— Start of RECORDED DATA —

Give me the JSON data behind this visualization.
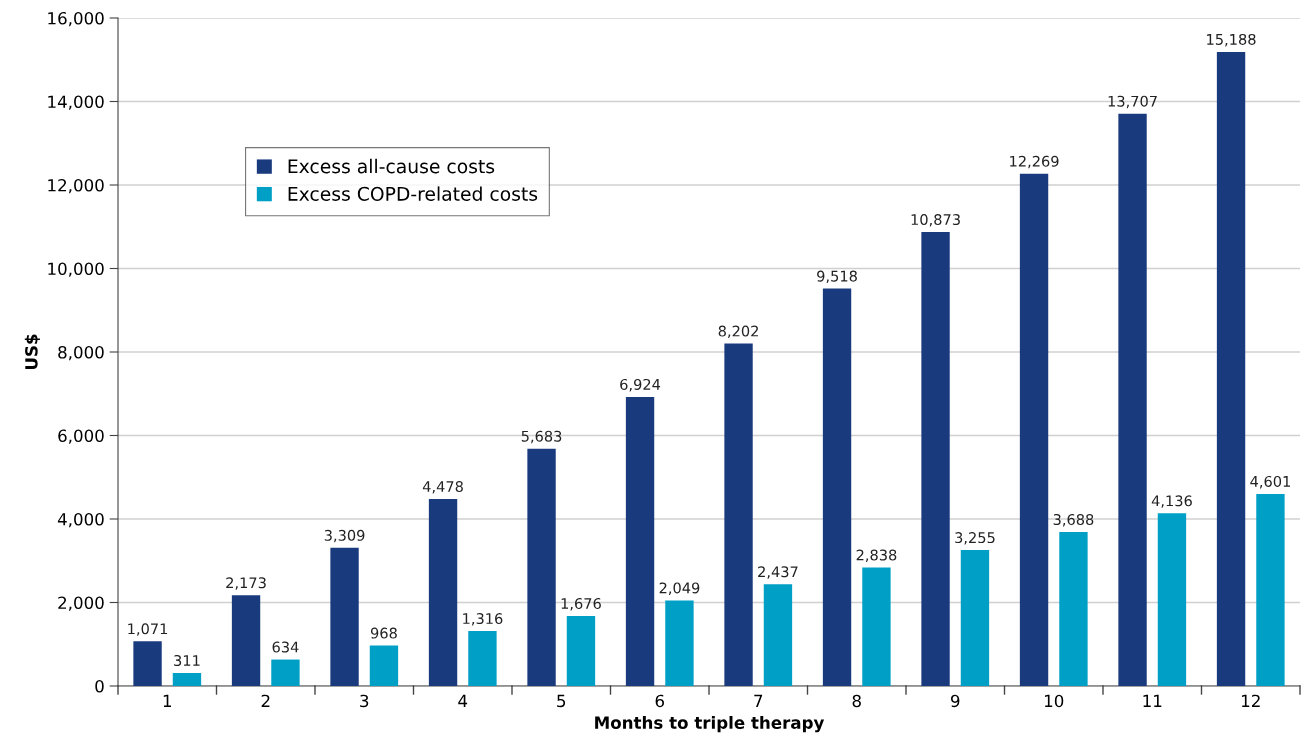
{
  "chart_data": {
    "type": "bar",
    "xlabel": "Months to triple therapy",
    "ylabel": "US$",
    "categories": [
      "1",
      "2",
      "3",
      "4",
      "5",
      "6",
      "7",
      "8",
      "9",
      "10",
      "11",
      "12"
    ],
    "series": [
      {
        "name": "Excess all-cause costs",
        "color": "#1a3a7e",
        "values": [
          1071,
          2173,
          3309,
          4478,
          5683,
          6924,
          8202,
          9518,
          10873,
          12269,
          13707,
          15188
        ],
        "value_labels": [
          "1,071",
          "2,173",
          "3,309",
          "4,478",
          "5,683",
          "6,924",
          "8,202",
          "9,518",
          "10,873",
          "12,269",
          "13,707",
          "15,188"
        ]
      },
      {
        "name": "Excess COPD-related costs",
        "color": "#00a0c6",
        "values": [
          311,
          634,
          968,
          1316,
          1676,
          2049,
          2437,
          2838,
          3255,
          3688,
          4136,
          4601
        ],
        "value_labels": [
          "311",
          "634",
          "968",
          "1,316",
          "1,676",
          "2,049",
          "2,437",
          "2,838",
          "3,255",
          "3,688",
          "4,136",
          "4,601"
        ]
      }
    ],
    "ylim": [
      0,
      16000
    ],
    "yticks": [
      {
        "value": 0,
        "label": "0"
      },
      {
        "value": 2000,
        "label": "2,000"
      },
      {
        "value": 4000,
        "label": "4,000"
      },
      {
        "value": 6000,
        "label": "6,000"
      },
      {
        "value": 8000,
        "label": "8,000"
      },
      {
        "value": 10000,
        "label": "10,000"
      },
      {
        "value": 12000,
        "label": "12,000"
      },
      {
        "value": 14000,
        "label": "14,000"
      },
      {
        "value": 16000,
        "label": "16,000"
      }
    ],
    "grid": "y",
    "legend": "top left"
  }
}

— End of RECORDED DATA —

* [DIRECTIONS]:
Your task is to gather all lines from the entries above that hold the word "name".

* [EXERCISE OUTPUT]:
        "name": "Excess all-cause costs",
        "name": "Excess COPD-related costs",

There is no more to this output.